Instruction
Extract each line containing the string "html".

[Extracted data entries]

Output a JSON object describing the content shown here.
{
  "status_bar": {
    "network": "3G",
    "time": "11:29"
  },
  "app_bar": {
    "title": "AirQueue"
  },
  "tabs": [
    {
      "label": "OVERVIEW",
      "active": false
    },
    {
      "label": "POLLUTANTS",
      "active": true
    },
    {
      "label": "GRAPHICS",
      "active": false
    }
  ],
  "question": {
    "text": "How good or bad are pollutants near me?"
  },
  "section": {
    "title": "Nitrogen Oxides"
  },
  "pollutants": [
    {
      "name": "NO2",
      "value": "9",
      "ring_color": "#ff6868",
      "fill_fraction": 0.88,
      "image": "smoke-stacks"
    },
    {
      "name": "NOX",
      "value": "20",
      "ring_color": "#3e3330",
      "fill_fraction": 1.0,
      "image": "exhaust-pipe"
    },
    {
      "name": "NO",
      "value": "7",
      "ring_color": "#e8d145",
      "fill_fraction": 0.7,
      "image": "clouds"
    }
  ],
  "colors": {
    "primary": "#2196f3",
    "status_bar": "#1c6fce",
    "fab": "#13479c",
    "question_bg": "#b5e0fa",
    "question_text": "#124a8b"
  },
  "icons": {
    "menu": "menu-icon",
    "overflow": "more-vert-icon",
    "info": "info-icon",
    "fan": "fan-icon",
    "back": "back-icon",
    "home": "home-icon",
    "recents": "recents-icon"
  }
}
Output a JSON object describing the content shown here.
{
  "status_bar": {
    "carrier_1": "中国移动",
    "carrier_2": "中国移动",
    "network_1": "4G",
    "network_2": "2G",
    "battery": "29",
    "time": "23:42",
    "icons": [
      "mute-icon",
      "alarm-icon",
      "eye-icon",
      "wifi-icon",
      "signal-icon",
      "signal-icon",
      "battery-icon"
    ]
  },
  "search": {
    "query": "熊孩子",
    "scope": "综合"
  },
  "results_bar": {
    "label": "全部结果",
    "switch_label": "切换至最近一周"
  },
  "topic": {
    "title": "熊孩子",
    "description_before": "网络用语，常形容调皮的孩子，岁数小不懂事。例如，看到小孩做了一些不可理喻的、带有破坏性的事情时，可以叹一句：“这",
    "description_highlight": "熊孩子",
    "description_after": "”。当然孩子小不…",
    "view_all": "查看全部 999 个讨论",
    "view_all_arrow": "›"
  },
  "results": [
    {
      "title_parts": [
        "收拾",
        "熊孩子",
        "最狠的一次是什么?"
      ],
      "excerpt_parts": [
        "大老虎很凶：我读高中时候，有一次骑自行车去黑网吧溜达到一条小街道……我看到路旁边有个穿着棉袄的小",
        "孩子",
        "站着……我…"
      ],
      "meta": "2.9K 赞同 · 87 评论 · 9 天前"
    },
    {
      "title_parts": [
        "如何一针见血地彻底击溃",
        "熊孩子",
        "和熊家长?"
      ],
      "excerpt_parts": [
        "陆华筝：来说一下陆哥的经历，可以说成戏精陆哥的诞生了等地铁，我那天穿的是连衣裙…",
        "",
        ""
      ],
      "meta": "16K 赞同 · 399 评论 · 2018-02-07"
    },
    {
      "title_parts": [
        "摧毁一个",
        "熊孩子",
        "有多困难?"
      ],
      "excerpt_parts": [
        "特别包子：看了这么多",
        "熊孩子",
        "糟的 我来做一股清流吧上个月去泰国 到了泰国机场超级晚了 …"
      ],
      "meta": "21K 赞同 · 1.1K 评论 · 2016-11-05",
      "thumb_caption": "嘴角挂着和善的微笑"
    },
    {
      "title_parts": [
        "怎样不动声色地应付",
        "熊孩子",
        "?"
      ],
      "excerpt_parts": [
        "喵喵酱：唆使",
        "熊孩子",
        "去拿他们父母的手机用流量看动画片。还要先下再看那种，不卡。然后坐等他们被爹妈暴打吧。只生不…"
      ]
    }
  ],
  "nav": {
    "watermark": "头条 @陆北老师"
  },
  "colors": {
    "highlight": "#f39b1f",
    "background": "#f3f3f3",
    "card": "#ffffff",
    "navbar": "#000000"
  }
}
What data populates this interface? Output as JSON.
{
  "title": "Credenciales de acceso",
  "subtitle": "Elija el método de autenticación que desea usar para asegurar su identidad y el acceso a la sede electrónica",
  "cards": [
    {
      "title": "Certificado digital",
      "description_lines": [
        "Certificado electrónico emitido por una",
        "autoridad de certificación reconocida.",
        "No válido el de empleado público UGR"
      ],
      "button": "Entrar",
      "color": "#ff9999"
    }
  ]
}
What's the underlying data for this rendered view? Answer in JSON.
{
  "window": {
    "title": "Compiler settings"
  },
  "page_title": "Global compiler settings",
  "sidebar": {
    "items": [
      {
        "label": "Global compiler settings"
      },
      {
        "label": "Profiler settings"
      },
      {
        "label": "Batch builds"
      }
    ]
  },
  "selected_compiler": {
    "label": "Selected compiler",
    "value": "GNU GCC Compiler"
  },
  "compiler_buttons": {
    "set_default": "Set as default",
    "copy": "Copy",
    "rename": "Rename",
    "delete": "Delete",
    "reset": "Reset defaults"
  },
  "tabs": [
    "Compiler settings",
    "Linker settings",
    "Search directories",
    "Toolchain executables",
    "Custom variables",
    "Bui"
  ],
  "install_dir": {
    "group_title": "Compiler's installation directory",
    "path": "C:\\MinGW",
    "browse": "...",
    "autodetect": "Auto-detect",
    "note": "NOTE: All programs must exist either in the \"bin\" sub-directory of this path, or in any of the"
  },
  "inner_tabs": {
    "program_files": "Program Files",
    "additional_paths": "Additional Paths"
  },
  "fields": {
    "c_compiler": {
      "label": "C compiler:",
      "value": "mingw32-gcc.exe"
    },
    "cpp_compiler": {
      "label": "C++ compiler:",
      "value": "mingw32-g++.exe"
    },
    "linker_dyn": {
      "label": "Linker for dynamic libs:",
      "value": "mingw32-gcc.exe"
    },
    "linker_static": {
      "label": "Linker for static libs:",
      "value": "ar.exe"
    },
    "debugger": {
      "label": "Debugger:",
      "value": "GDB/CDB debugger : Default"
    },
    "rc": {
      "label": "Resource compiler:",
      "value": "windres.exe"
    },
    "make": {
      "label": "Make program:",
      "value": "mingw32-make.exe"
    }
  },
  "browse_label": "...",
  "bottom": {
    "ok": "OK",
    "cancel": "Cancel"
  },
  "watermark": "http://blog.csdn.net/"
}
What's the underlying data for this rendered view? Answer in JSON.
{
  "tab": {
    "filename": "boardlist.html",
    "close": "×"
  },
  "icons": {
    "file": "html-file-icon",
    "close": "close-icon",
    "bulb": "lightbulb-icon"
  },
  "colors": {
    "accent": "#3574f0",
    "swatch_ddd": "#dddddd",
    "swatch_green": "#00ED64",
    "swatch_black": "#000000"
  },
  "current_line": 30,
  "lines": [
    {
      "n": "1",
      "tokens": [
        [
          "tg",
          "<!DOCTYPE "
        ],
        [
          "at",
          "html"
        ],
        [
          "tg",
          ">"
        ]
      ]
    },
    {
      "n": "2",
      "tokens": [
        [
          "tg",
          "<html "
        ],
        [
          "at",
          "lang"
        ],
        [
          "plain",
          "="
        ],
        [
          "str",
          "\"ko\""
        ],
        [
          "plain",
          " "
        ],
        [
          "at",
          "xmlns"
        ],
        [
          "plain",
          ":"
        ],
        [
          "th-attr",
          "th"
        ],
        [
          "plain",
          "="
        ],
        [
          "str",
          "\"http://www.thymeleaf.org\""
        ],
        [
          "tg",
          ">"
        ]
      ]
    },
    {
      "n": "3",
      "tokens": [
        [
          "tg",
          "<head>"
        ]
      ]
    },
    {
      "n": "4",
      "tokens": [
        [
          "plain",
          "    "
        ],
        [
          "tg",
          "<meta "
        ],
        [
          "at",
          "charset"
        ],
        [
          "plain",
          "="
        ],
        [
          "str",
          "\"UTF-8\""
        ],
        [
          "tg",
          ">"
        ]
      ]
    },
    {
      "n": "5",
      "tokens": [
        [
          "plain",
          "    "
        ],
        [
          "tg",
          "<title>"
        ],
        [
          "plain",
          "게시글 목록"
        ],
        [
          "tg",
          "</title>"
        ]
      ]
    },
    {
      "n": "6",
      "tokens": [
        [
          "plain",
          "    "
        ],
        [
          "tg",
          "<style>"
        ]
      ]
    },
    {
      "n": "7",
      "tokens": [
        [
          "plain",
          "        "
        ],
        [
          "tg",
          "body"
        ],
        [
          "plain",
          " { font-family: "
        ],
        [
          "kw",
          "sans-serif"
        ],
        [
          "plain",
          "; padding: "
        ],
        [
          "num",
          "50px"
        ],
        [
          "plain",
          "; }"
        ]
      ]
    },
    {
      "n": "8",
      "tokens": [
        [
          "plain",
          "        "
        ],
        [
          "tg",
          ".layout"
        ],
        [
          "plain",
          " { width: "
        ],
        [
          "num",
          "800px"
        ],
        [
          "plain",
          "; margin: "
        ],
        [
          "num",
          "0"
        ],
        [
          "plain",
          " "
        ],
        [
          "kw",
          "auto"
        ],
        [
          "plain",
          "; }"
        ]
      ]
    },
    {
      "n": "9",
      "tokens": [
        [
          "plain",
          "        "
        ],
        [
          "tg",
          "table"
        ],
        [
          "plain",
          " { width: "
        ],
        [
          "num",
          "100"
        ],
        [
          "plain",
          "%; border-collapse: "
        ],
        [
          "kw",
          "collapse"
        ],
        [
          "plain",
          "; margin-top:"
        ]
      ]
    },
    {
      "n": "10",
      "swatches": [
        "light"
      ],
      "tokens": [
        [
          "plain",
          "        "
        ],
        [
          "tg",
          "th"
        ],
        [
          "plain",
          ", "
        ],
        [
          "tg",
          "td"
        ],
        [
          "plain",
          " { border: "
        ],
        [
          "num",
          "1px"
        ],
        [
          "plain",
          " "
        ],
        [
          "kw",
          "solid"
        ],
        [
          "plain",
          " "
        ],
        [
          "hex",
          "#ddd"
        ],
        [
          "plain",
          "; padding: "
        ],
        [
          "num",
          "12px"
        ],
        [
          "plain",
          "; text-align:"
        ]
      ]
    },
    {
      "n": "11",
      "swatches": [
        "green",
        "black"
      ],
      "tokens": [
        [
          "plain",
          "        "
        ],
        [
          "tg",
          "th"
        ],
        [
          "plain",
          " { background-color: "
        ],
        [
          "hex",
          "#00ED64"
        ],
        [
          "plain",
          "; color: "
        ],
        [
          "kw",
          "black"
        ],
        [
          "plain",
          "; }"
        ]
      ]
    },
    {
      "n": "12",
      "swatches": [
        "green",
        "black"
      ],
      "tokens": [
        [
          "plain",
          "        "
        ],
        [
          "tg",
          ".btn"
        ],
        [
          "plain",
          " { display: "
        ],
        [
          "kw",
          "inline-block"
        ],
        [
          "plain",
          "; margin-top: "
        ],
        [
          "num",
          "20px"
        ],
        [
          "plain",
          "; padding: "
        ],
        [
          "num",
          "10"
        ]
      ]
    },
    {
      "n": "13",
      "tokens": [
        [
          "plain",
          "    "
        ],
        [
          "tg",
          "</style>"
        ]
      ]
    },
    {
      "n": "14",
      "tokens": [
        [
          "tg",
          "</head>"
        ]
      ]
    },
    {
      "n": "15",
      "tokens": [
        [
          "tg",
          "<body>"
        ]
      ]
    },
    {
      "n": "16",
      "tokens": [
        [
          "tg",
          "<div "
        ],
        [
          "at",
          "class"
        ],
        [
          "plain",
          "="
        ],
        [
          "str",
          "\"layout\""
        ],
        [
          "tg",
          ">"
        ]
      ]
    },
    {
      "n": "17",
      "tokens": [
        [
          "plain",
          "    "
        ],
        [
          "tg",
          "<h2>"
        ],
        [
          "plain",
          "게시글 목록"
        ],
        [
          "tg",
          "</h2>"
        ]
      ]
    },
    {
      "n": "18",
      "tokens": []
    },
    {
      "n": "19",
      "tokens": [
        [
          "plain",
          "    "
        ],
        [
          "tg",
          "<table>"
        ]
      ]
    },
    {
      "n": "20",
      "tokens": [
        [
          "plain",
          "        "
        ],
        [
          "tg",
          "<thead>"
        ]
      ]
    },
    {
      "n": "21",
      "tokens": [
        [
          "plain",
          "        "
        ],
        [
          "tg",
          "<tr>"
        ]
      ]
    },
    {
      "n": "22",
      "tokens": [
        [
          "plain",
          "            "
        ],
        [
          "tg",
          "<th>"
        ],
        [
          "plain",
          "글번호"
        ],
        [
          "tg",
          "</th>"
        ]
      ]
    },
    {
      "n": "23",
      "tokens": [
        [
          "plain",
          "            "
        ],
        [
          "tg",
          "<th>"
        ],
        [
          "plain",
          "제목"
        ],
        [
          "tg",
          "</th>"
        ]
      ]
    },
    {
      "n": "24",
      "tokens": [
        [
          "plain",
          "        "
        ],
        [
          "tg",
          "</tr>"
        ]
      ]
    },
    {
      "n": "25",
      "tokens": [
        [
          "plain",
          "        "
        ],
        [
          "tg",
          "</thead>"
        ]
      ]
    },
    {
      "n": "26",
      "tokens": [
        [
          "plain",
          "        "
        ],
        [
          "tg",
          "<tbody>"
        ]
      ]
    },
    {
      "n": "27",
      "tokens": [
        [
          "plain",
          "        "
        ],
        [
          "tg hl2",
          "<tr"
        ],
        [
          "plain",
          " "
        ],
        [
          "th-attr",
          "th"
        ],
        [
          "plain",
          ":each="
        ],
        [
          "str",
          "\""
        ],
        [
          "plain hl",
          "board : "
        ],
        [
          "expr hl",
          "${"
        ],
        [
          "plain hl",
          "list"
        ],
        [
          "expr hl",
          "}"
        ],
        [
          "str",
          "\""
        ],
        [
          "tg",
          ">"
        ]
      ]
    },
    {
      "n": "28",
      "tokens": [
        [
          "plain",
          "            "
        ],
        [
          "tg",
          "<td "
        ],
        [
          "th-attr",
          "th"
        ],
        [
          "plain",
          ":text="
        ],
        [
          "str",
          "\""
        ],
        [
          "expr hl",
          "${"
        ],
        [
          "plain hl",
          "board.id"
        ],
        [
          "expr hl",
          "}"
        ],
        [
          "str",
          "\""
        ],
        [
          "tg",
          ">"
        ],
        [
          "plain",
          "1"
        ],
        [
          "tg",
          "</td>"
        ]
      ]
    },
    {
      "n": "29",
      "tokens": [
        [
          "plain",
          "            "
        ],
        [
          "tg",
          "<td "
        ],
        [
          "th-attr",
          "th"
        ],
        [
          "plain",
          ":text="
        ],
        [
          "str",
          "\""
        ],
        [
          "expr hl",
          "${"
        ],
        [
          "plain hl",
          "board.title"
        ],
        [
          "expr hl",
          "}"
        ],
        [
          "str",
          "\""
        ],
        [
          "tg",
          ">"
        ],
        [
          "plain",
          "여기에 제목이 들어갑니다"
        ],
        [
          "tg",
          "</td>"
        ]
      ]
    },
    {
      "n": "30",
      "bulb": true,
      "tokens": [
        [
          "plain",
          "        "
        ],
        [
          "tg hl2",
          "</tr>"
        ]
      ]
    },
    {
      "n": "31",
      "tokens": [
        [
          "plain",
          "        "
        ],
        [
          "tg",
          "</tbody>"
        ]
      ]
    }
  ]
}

Answer for the task
    "filename": "boardlist.html",
    "file": "html-file-icon",
          "html"
          "<html "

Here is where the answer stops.